* **Requirements**:
Report how many lines contain "week". Give the number and nothing else.

* **Dataset extract**:

[BEGIN]

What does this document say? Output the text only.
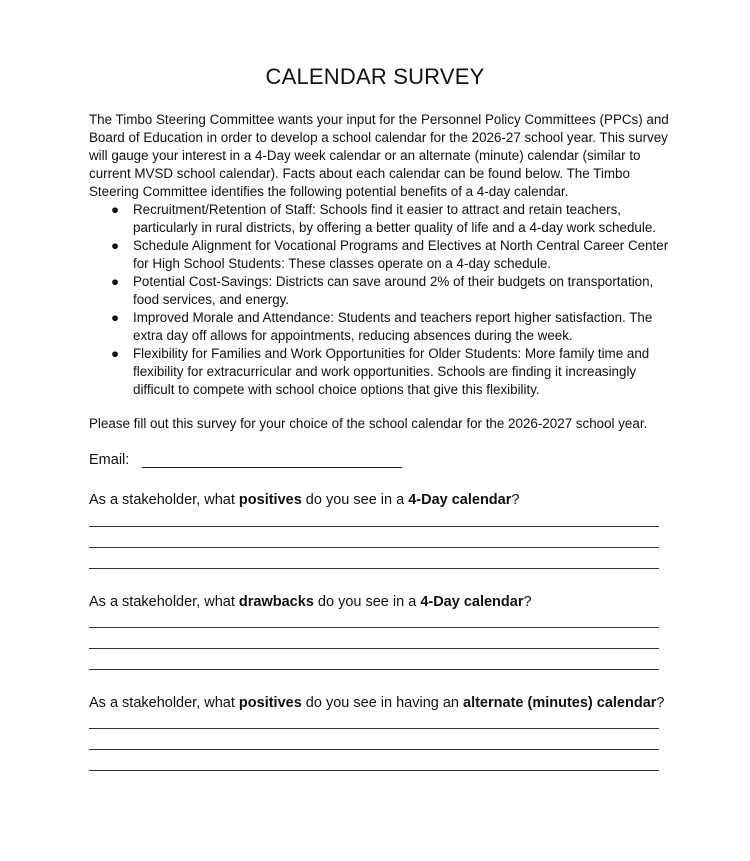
CALENDAR SURVEY

The Timbo Steering Committee wants your input for the Personnel Policy Committees (PPCs) and Board of Education in order to develop a school calendar for the 2026-27 school year. This survey will gauge your interest in a 4-Day week calendar or an alternate (minute) calendar (similar to current MVSD school calendar). Facts about each calendar can be found below. The Timbo Steering Committee identifies the following potential benefits of a 4-day calendar.

● Recruitment/Retention of Staff: Schools find it easier to attract and retain teachers, particularly in rural districts, by offering a better quality of life and a 4-day work schedule.
● Schedule Alignment for Vocational Programs and Electives at North Central Career Center for High School Students: These classes operate on a 4-day schedule.
● Potential Cost-Savings: Districts can save around 2% of their budgets on transportation, food services, and energy.
● Improved Morale and Attendance: Students and teachers report higher satisfaction. The extra day off allows for appointments, reducing absences during the week.
● Flexibility for Families and Work Opportunities for Older Students: More family time and flexibility for extracurricular and work opportunities. Schools are finding it increasingly difficult to compete with school choice options that give this flexibility.
Please fill out this survey for your choice of the school calendar for the 2026-2027 school year.
Email:
As a stakeholder, what positives do you see in a 4-Day calendar?
As a stakeholder, what drawbacks do you see in a 4-Day calendar?
As a stakeholder, what positives do you see in having an alternate (minutes) calendar?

[END]

* **Solved exercise**:
2